-- Begin RECORDS FOR THE TASK --

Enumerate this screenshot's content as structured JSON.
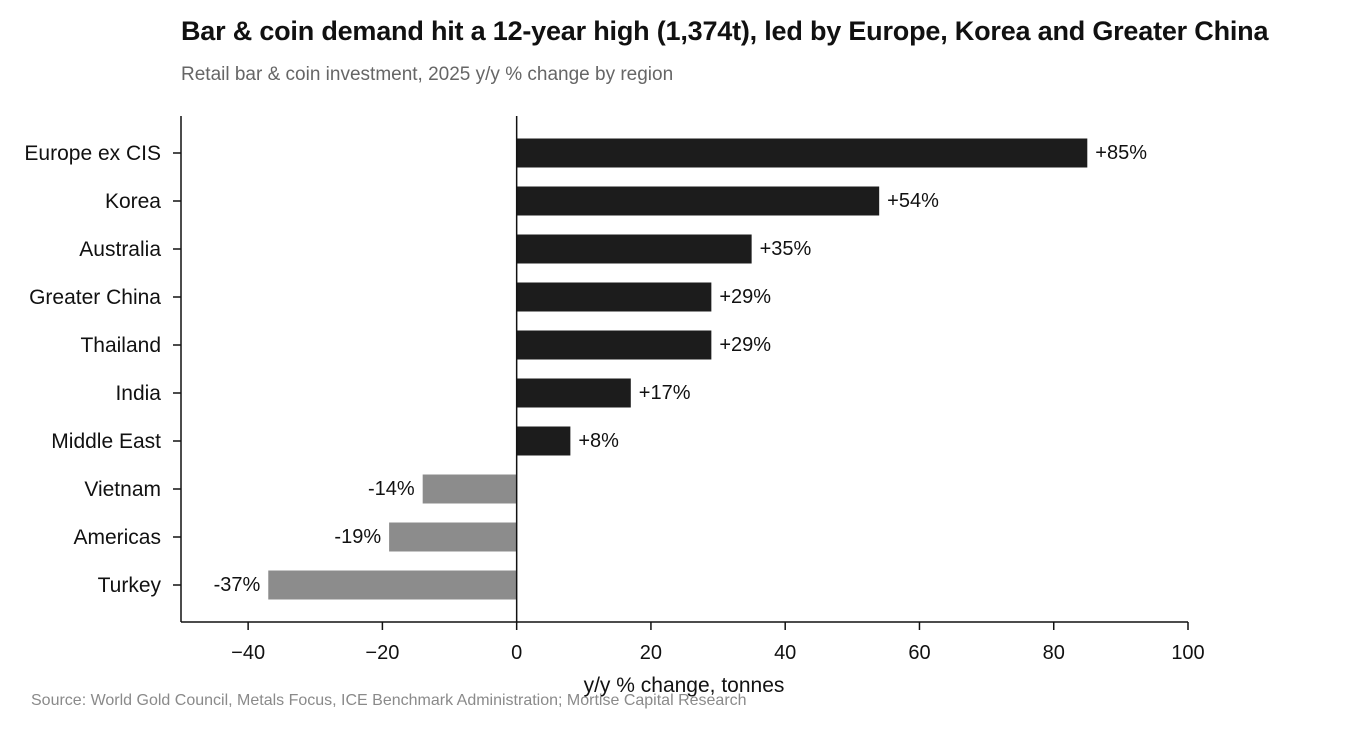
{
  "title": "Bar & coin demand hit a 12-year high (1,374t), led by Europe, Korea and Greater China",
  "subtitle": "Retail bar & coin investment, 2025 y/y % change by region",
  "source": "Source: World Gold Council, Metals Focus, ICE Benchmark Administration; Mortise Capital Research",
  "colors": {
    "positive": "#1c1c1c",
    "negative": "#8c8c8c",
    "axis": "#111111"
  },
  "chart_data": {
    "type": "bar",
    "orientation": "horizontal",
    "categories": [
      "Europe ex CIS",
      "Korea",
      "Australia",
      "Greater China",
      "Thailand",
      "India",
      "Middle East",
      "Vietnam",
      "Americas",
      "Turkey"
    ],
    "values": [
      85,
      54,
      35,
      29,
      29,
      17,
      8,
      -14,
      -19,
      -37
    ],
    "data_labels": [
      "+85%",
      "+54%",
      "+35%",
      "+29%",
      "+29%",
      "+17%",
      "+8%",
      "-14%",
      "-19%",
      "-37%"
    ],
    "xlabel": "y/y % change, tonnes",
    "ylabel": "",
    "xlim": [
      -50,
      100
    ],
    "xticks": [
      -40,
      -20,
      0,
      20,
      40,
      60,
      80,
      100
    ],
    "xtick_labels": [
      "−40",
      "−20",
      "0",
      "20",
      "40",
      "60",
      "80",
      "100"
    ],
    "grid": false,
    "legend": "none"
  }
}
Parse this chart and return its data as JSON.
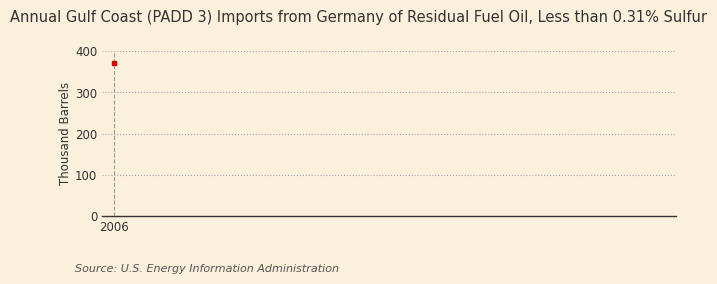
{
  "title": "Annual Gulf Coast (PADD 3) Imports from Germany of Residual Fuel Oil, Less than 0.31% Sulfur",
  "ylabel": "Thousand Barrels",
  "source": "Source: U.S. Energy Information Administration",
  "x_data": [
    2006
  ],
  "y_data": [
    371
  ],
  "dot_color": "#cc0000",
  "ylim": [
    0,
    400
  ],
  "yticks": [
    0,
    100,
    200,
    300,
    400
  ],
  "xlim": [
    2005.5,
    2030
  ],
  "xticks": [
    2006
  ],
  "background_color": "#faf0dc",
  "plot_bg_color": "#faf0dc",
  "grid_color": "#aaaaaa",
  "vline_color": "#999999",
  "axis_color": "#333333",
  "title_fontsize": 10.5,
  "label_fontsize": 8.5,
  "tick_fontsize": 8.5,
  "source_fontsize": 8
}
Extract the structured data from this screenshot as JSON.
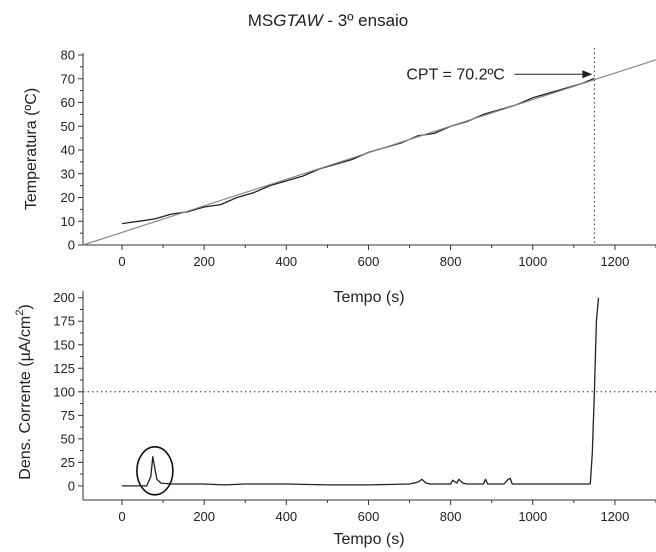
{
  "figure": {
    "title_prefix": "MS",
    "title_italic": "GTAW",
    "title_suffix": " - 3º ensaio"
  },
  "chart_data": [
    {
      "type": "line",
      "xlabel": "Tempo (s)",
      "ylabel": "Temperatura (ºC)",
      "xlim": [
        -95,
        1300
      ],
      "ylim": [
        0,
        80
      ],
      "xticks": [
        0,
        200,
        400,
        600,
        800,
        1000,
        1200
      ],
      "yticks": [
        0,
        10,
        20,
        30,
        40,
        50,
        60,
        70,
        80
      ],
      "annotation": {
        "text": "CPT = 70.2ºC",
        "x": 1150,
        "y": 70.2
      },
      "vline_x": 1150,
      "series": [
        {
          "style": "measured",
          "x": [
            0,
            40,
            80,
            120,
            160,
            200,
            240,
            280,
            320,
            360,
            400,
            440,
            480,
            520,
            560,
            600,
            640,
            680,
            720,
            760,
            800,
            840,
            880,
            920,
            960,
            1000,
            1040,
            1080,
            1120,
            1150
          ],
          "y": [
            9,
            10,
            11,
            13,
            14,
            16,
            17,
            20,
            22,
            25,
            27,
            29,
            32,
            34,
            36,
            39,
            41,
            43,
            46,
            47,
            50,
            52,
            55,
            57,
            59,
            62,
            64,
            66,
            68,
            70.2
          ]
        },
        {
          "style": "fit",
          "x": [
            -95,
            1300
          ],
          "y": [
            0,
            78
          ]
        }
      ]
    },
    {
      "type": "line",
      "xlabel": "Tempo (s)",
      "ylabel_prefix": "Dens. Corrente (µA/cm",
      "ylabel_sup": "2",
      "ylabel_suffix": ")",
      "xlim": [
        -95,
        1300
      ],
      "ylim": [
        -15,
        205
      ],
      "xticks": [
        0,
        200,
        400,
        600,
        800,
        1000,
        1200
      ],
      "yticks": [
        0,
        25,
        50,
        75,
        100,
        125,
        150,
        175,
        200
      ],
      "hline_y": 100,
      "circle_at": {
        "x": 80,
        "y": 16
      },
      "series": [
        {
          "style": "measured",
          "x": [
            0,
            60,
            70,
            75,
            80,
            85,
            95,
            120,
            200,
            250,
            300,
            400,
            500,
            600,
            700,
            720,
            730,
            740,
            750,
            800,
            805,
            815,
            820,
            830,
            840,
            880,
            885,
            890,
            895,
            930,
            940,
            945,
            950,
            1000,
            1100,
            1140,
            1145,
            1150,
            1155,
            1160
          ],
          "y": [
            0,
            0,
            10,
            31,
            18,
            7,
            3,
            2,
            2,
            1,
            2,
            2,
            1,
            1,
            2,
            4,
            7,
            3,
            2,
            2,
            6,
            3,
            7,
            3,
            2,
            2,
            7,
            2,
            2,
            2,
            7,
            8,
            2,
            2,
            2,
            2,
            35,
            100,
            175,
            200
          ]
        }
      ]
    }
  ]
}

-- End RECORDS FOR THE TASK --

EXERCISE DETAILS
Copy every line above word for word and exclude the pictures.

THE OUTPUT
Enumerate this screenshot's content as structured JSON.
{
  "title": "Bar & coin demand hit a 12-year high (1,374t), led by Europe, Korea and Greater China",
  "subtitle": "Retail bar & coin investment, 2025 y/y % change by region",
  "source": "Source: World Gold Council, Metals Focus, ICE Benchmark Administration; Mortise Capital Research",
  "colors": {
    "positive": "#1c1c1c",
    "negative": "#8c8c8c",
    "axis": "#111111"
  },
  "chart_data": {
    "type": "bar",
    "orientation": "horizontal",
    "categories": [
      "Europe ex CIS",
      "Korea",
      "Australia",
      "Greater China",
      "Thailand",
      "India",
      "Middle East",
      "Vietnam",
      "Americas",
      "Turkey"
    ],
    "values": [
      85,
      54,
      35,
      29,
      29,
      17,
      8,
      -14,
      -19,
      -37
    ],
    "data_labels": [
      "+85%",
      "+54%",
      "+35%",
      "+29%",
      "+29%",
      "+17%",
      "+8%",
      "-14%",
      "-19%",
      "-37%"
    ],
    "xlabel": "y/y % change, tonnes",
    "ylabel": "",
    "xlim": [
      -50,
      100
    ],
    "xticks": [
      -40,
      -20,
      0,
      20,
      40,
      60,
      80,
      100
    ],
    "xtick_labels": [
      "−40",
      "−20",
      "0",
      "20",
      "40",
      "60",
      "80",
      "100"
    ],
    "grid": false,
    "legend": "none"
  }
}
Parse this chart and return its data as JSON.
{
  "title": "Annual Gulf Coast (PADD 3) Imports from Germany of Residual Fuel Oil, Less than 0.31% Sulfur",
  "ylabel": "Thousand Barrels",
  "source": "Source: U.S. Energy Information Administration",
  "x_data": [
    2006
  ],
  "y_data": [
    371
  ],
  "dot_color": "#cc0000",
  "ylim": [
    0,
    400
  ],
  "yticks": [
    0,
    100,
    200,
    300,
    400
  ],
  "xlim": [
    2005.5,
    2030
  ],
  "xticks": [
    2006
  ],
  "background_color": "#faf0dc",
  "plot_bg_color": "#faf0dc",
  "grid_color": "#aaaaaa",
  "vline_color": "#999999",
  "axis_color": "#333333",
  "title_fontsize": 10.5,
  "label_fontsize": 8.5,
  "tick_fontsize": 8.5,
  "source_fontsize": 8
}
Extract the structured data from this screenshot as JSON.
{
  "figure": {
    "title_prefix": "MS",
    "title_italic": "GTAW",
    "title_suffix": " - 3º ensaio"
  },
  "chart_data": [
    {
      "type": "line",
      "xlabel": "Tempo (s)",
      "ylabel": "Temperatura (ºC)",
      "xlim": [
        -95,
        1300
      ],
      "ylim": [
        0,
        80
      ],
      "xticks": [
        0,
        200,
        400,
        600,
        800,
        1000,
        1200
      ],
      "yticks": [
        0,
        10,
        20,
        30,
        40,
        50,
        60,
        70,
        80
      ],
      "annotation": {
        "text": "CPT = 70.2ºC",
        "x": 1150,
        "y": 70.2
      },
      "vline_x": 1150,
      "series": [
        {
          "style": "measured",
          "x": [
            0,
            40,
            80,
            120,
            160,
            200,
            240,
            280,
            320,
            360,
            400,
            440,
            480,
            520,
            560,
            600,
            640,
            680,
            720,
            760,
            800,
            840,
            880,
            920,
            960,
            1000,
            1040,
            1080,
            1120,
            1150
          ],
          "y": [
            9,
            10,
            11,
            13,
            14,
            16,
            17,
            20,
            22,
            25,
            27,
            29,
            32,
            34,
            36,
            39,
            41,
            43,
            46,
            47,
            50,
            52,
            55,
            57,
            59,
            62,
            64,
            66,
            68,
            70.2
          ]
        },
        {
          "style": "fit",
          "x": [
            -95,
            1300
          ],
          "y": [
            0,
            78
          ]
        }
      ]
    },
    {
      "type": "line",
      "xlabel": "Tempo (s)",
      "ylabel_prefix": "Dens. Corrente (µA/cm",
      "ylabel_sup": "2",
      "ylabel_suffix": ")",
      "xlim": [
        -95,
        1300
      ],
      "ylim": [
        -15,
        205
      ],
      "xticks": [
        0,
        200,
        400,
        600,
        800,
        1000,
        1200
      ],
      "yticks": [
        0,
        25,
        50,
        75,
        100,
        125,
        150,
        175,
        200
      ],
      "hline_y": 100,
      "circle_at": {
        "x": 80,
        "y": 16
      },
      "series": [
        {
          "style": "measured",
          "x": [
            0,
            60,
            70,
            75,
            80,
            85,
            95,
            120,
            200,
            250,
            300,
            400,
            500,
            600,
            700,
            720,
            730,
            740,
            750,
            800,
            805,
            815,
            820,
            830,
            840,
            880,
            885,
            890,
            895,
            930,
            940,
            945,
            950,
            1000,
            1100,
            1140,
            1145,
            1150,
            1155,
            1160
          ],
          "y": [
            0,
            0,
            10,
            31,
            18,
            7,
            3,
            2,
            2,
            1,
            2,
            2,
            1,
            1,
            2,
            4,
            7,
            3,
            2,
            2,
            6,
            3,
            7,
            3,
            2,
            2,
            7,
            2,
            2,
            2,
            7,
            8,
            2,
            2,
            2,
            2,
            35,
            100,
            175,
            200
          ]
        }
      ]
    }
  ]
}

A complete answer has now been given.